=== PROVIDED RECORDS ===

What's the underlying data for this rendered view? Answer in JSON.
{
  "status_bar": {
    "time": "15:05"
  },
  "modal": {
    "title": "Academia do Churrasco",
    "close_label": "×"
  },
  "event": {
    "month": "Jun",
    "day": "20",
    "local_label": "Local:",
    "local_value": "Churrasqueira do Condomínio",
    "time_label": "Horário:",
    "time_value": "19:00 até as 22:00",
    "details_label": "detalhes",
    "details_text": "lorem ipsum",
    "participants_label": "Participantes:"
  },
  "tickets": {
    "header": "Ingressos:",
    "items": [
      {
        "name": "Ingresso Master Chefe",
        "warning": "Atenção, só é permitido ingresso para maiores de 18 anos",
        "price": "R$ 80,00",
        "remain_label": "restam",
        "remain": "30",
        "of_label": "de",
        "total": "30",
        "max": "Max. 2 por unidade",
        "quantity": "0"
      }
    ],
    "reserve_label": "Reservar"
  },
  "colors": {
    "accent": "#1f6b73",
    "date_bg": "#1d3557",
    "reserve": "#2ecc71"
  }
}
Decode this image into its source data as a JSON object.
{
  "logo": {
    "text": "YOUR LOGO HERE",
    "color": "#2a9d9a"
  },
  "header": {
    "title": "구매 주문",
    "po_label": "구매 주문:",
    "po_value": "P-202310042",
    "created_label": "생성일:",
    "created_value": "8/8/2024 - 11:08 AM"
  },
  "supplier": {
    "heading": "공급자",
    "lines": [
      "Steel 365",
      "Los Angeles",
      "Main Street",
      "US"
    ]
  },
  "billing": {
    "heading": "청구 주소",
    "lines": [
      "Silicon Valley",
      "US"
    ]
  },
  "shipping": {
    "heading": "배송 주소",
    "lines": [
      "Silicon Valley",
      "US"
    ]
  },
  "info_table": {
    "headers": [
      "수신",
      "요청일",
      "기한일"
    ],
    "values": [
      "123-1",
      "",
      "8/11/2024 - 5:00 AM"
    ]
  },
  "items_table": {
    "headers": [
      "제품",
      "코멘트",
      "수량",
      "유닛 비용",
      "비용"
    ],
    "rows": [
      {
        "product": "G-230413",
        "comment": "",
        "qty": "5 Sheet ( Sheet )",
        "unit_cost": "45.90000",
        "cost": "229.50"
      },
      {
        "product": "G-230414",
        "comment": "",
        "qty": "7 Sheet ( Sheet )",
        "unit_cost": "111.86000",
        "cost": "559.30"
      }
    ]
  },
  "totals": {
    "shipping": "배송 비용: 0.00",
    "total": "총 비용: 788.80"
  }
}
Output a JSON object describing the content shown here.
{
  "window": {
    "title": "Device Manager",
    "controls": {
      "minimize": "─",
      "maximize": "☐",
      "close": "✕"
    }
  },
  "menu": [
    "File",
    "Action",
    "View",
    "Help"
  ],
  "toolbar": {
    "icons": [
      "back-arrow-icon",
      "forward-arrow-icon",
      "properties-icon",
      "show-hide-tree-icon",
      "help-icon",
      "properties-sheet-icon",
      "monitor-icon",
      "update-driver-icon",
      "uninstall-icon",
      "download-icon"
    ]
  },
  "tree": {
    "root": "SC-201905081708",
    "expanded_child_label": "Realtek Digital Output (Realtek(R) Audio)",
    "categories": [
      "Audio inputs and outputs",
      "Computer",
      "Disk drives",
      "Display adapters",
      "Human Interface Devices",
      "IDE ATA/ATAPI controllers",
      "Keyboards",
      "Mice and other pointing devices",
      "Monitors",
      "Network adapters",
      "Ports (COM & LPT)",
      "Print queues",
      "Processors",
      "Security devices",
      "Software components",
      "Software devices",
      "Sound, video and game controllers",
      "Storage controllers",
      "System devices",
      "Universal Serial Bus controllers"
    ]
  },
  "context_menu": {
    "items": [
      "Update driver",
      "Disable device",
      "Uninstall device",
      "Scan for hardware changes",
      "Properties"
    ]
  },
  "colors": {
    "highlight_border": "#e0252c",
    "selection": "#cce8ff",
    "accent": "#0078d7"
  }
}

===

§ TASK DESCRIPTION
Please quote nothing but the lines from the line with "Output a JSON" through the end of the data above, exactly as written, ends included.

§ RESPONSE TO THE TASK
Output a JSON object describing the content shown here.
{
  "window": {
    "title": "Device Manager",
    "controls": {
      "minimize": "─",
      "maximize": "☐",
      "close": "✕"
    }
  },
  "menu": [
    "File",
    "Action",
    "View",
    "Help"
  ],
  "toolbar": {
    "icons": [
      "back-arrow-icon",
      "forward-arrow-icon",
      "properties-icon",
      "show-hide-tree-icon",
      "help-icon",
      "properties-sheet-icon",
      "monitor-icon",
      "update-driver-icon",
      "uninstall-icon",
      "download-icon"
    ]
  },
  "tree": {
    "root": "SC-201905081708",
    "expanded_child_label": "Realtek Digital Output (Realtek(R) Audio)",
    "categories": [
      "Audio inputs and outputs",
      "Computer",
      "Disk drives",
      "Display adapters",
      "Human Interface Devices",
      "IDE ATA/ATAPI controllers",
      "Keyboards",
      "Mice and other pointing devices",
      "Monitors",
      "Network adapters",
      "Ports (COM & LPT)",
      "Print queues",
      "Processors",
      "Security devices",
      "Software components",
      "Software devices",
      "Sound, video and game controllers",
      "Storage controllers",
      "System devices",
      "Universal Serial Bus controllers"
    ]
  },
  "context_menu": {
    "items": [
      "Update driver",
      "Disable device",
      "Uninstall device",
      "Scan for hardware changes",
      "Properties"
    ]
  },
  "colors": {
    "highlight_border": "#e0252c",
    "selection": "#cce8ff",
    "accent": "#0078d7"
  }
}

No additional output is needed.